[What is needed]: Pick out each line of the records that includes the string "ultricies", and copy it.

╭─ Task data

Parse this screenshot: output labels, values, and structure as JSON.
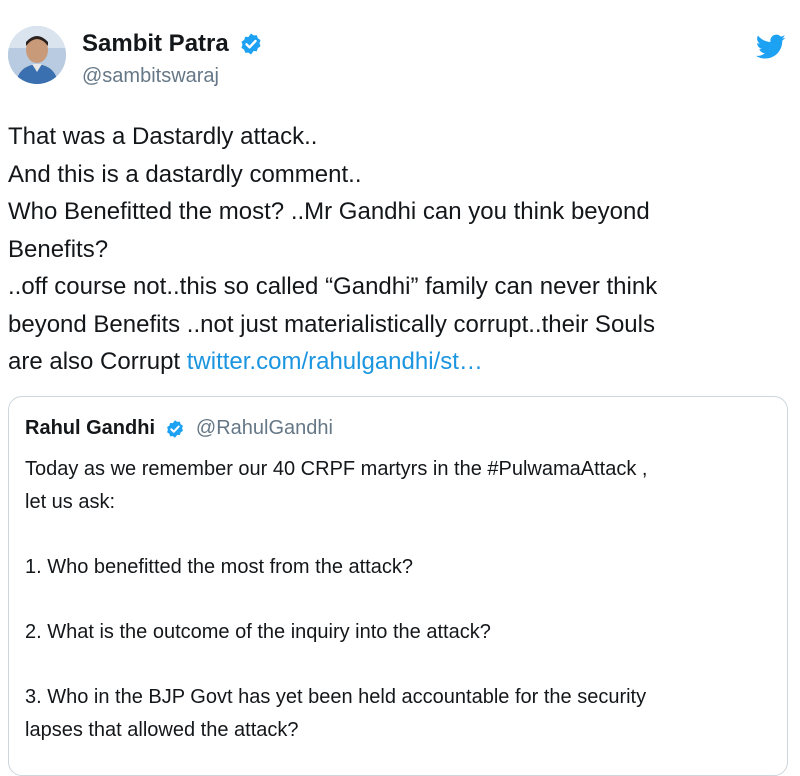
{
  "tweet": {
    "display_name": "Sambit Patra",
    "handle": "@sambitswaraj",
    "avatar_icon": "avatar-photo",
    "verified_icon": "verified-badge-icon",
    "brand_icon": "twitter-bird-icon",
    "brand_color": "#1da1f2",
    "lines": [
      "That was a Dastardly attack..",
      "And this is a dastardly comment..",
      "Who Benefitted the most? ..Mr Gandhi can you think beyond",
      "Benefits?",
      "..off course not..this so called “Gandhi” family can never think",
      "beyond Benefits ..not just materialistically corrupt..their Souls"
    ],
    "last_line_text": "are also Corrupt ",
    "link_text": "twitter.com/rahulgandhi/st…",
    "link_color": "#1b95e0"
  },
  "quoted_tweet": {
    "display_name": "Rahul Gandhi",
    "handle": "@RahulGandhi",
    "intro_lines": [
      "Today as we remember our 40 CRPF martyrs in the #PulwamaAttack ,",
      "let us ask:"
    ],
    "question_1": "1. Who benefitted the most from the attack?",
    "question_2": "2. What is the outcome of the inquiry into the attack?",
    "question_3_lines": [
      "3. Who in the BJP Govt has yet been held accountable for the security",
      "lapses that allowed the attack?"
    ]
  }
}
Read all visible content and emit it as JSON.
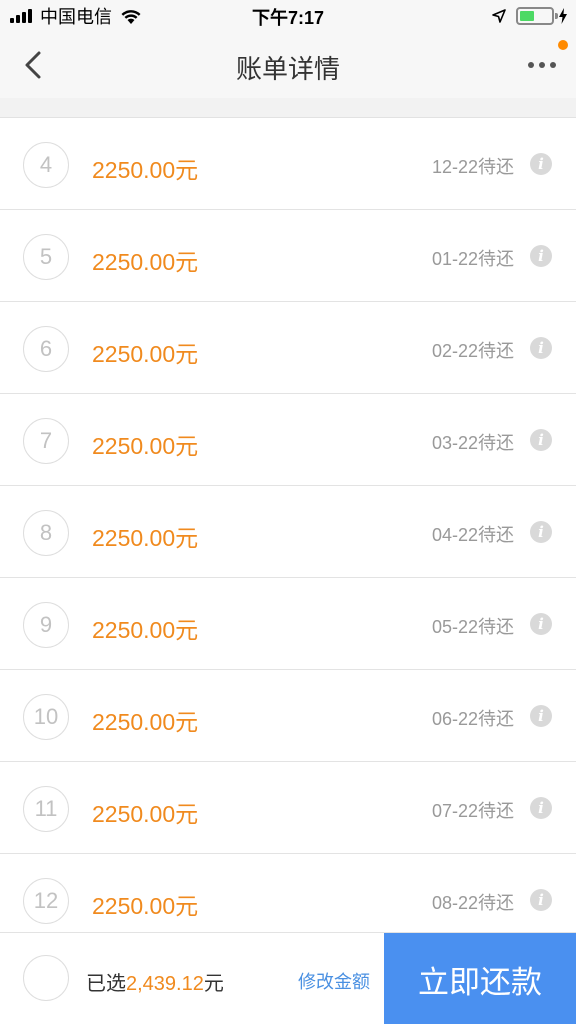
{
  "status_bar": {
    "carrier": "中国电信",
    "time": "下午7:17",
    "battery_color": "#4cd964"
  },
  "nav": {
    "title": "账单详情",
    "back_icon": "chevron-left-icon",
    "more_icon": "more-horizontal-icon",
    "notification_color": "#ff8a00"
  },
  "installments": [
    {
      "period": "4",
      "amount": "2250.00元",
      "due": "12-22待还"
    },
    {
      "period": "5",
      "amount": "2250.00元",
      "due": "01-22待还"
    },
    {
      "period": "6",
      "amount": "2250.00元",
      "due": "02-22待还"
    },
    {
      "period": "7",
      "amount": "2250.00元",
      "due": "03-22待还"
    },
    {
      "period": "8",
      "amount": "2250.00元",
      "due": "04-22待还"
    },
    {
      "period": "9",
      "amount": "2250.00元",
      "due": "05-22待还"
    },
    {
      "period": "10",
      "amount": "2250.00元",
      "due": "06-22待还"
    },
    {
      "period": "11",
      "amount": "2250.00元",
      "due": "07-22待还"
    },
    {
      "period": "12",
      "amount": "2250.00元",
      "due": "08-22待还"
    }
  ],
  "info_icon_glyph": "i",
  "bottom": {
    "selected_prefix": "已选",
    "selected_amount": "2,439.12",
    "selected_suffix": "元",
    "modify_label": "修改金额",
    "pay_label": "立即还款"
  },
  "colors": {
    "accent_orange": "#f08a1e",
    "link_blue": "#4a90e2",
    "pay_button": "#4a90f0"
  }
}
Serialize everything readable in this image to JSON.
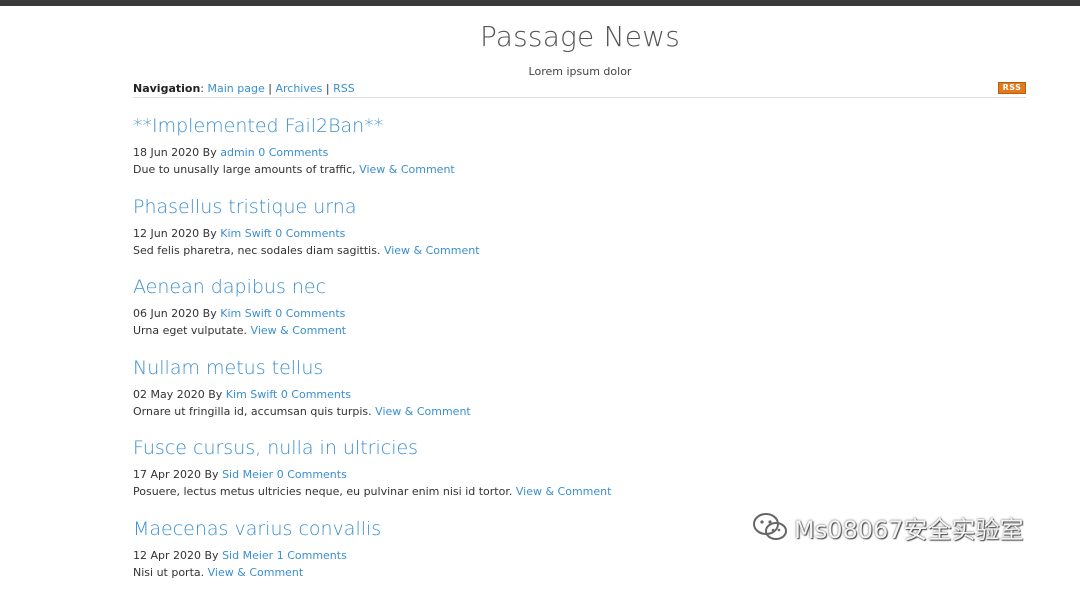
{
  "site": {
    "title": "Passage News",
    "subtitle": "Lorem ipsum dolor"
  },
  "nav": {
    "label": "Navigation",
    "colon": ":",
    "links": [
      "Main page",
      "Archives",
      "RSS"
    ],
    "separator": "|",
    "rss_badge": "RSS"
  },
  "posts": [
    {
      "title": "**Implemented Fail2Ban**",
      "date": "18 Jun 2020",
      "by": "By",
      "author": "admin",
      "comments": "0 Comments",
      "excerpt": "Due to unusally large amounts of traffic,",
      "link": "View & Comment"
    },
    {
      "title": "Phasellus tristique urna",
      "date": "12 Jun 2020",
      "by": "By",
      "author": "Kim Swift",
      "comments": "0 Comments",
      "excerpt": "Sed felis pharetra, nec sodales diam sagittis.",
      "link": "View & Comment"
    },
    {
      "title": "Aenean dapibus nec",
      "date": "06 Jun 2020",
      "by": "By",
      "author": "Kim Swift",
      "comments": "0 Comments",
      "excerpt": "Urna eget vulputate.",
      "link": "View & Comment"
    },
    {
      "title": "Nullam metus tellus",
      "date": "02 May 2020",
      "by": "By",
      "author": "Kim Swift",
      "comments": "0 Comments",
      "excerpt": "Ornare ut fringilla id, accumsan quis turpis.",
      "link": "View & Comment"
    },
    {
      "title": "Fusce cursus, nulla in ultricies",
      "date": "17 Apr 2020",
      "by": "By",
      "author": "Sid Meier",
      "comments": "0 Comments",
      "excerpt": "Posuere, lectus metus ultricies neque, eu pulvinar enim nisi id tortor.",
      "link": "View & Comment"
    },
    {
      "title": "Maecenas varius convallis",
      "date": "12 Apr 2020",
      "by": "By",
      "author": "Sid Meier",
      "comments": "1 Comments",
      "excerpt": "Nisi ut porta.",
      "link": "View & Comment"
    }
  ],
  "watermark": {
    "text": "Ms08067安全实验室",
    "icon": "wechat-icon"
  },
  "colors": {
    "link": "#3a8fcf",
    "rss_badge": "#e07a1c",
    "topbar": "#3a3a3a"
  }
}
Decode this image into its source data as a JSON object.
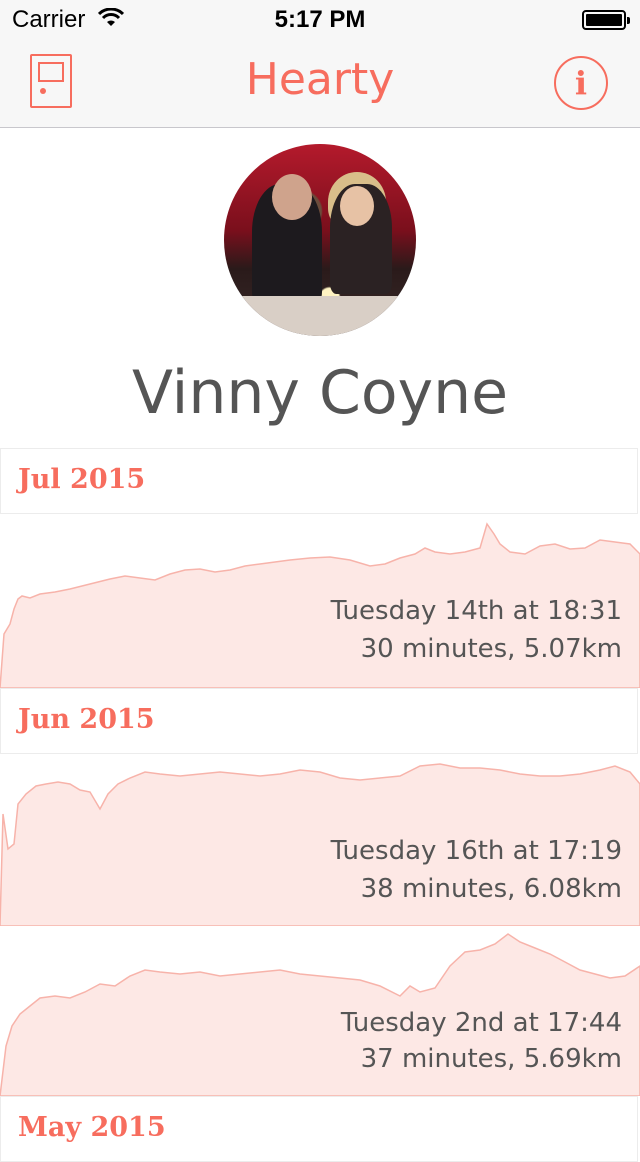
{
  "status_bar": {
    "carrier": "Carrier",
    "time": "5:17 PM"
  },
  "nav": {
    "title": "Hearty",
    "left_icon": "door-icon",
    "right_icon": "info-icon",
    "info_glyph": "i"
  },
  "profile": {
    "name": "Vinny Coyne"
  },
  "colors": {
    "accent": "#f76d5e",
    "chart_fill": "#fde8e5",
    "text": "#555555"
  },
  "sections": [
    {
      "title": "Jul 2015"
    },
    {
      "title": "Jun 2015"
    },
    {
      "title": "May 2015"
    }
  ],
  "runs": [
    {
      "date": "Tuesday 14th at 18:31",
      "stats": "30 minutes, 5.07km"
    },
    {
      "date": "Tuesday 16th at 17:19",
      "stats": "38 minutes, 6.08km"
    },
    {
      "date": "Tuesday 2nd at 17:44",
      "stats": "37 minutes, 5.69km"
    }
  ]
}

╰─

[Complete output]:
      "title": "Fusce cursus, nulla in ultricies",
      "excerpt": "Posuere, lectus metus ultricies neque, eu pulvinar enim nisi id tortor.",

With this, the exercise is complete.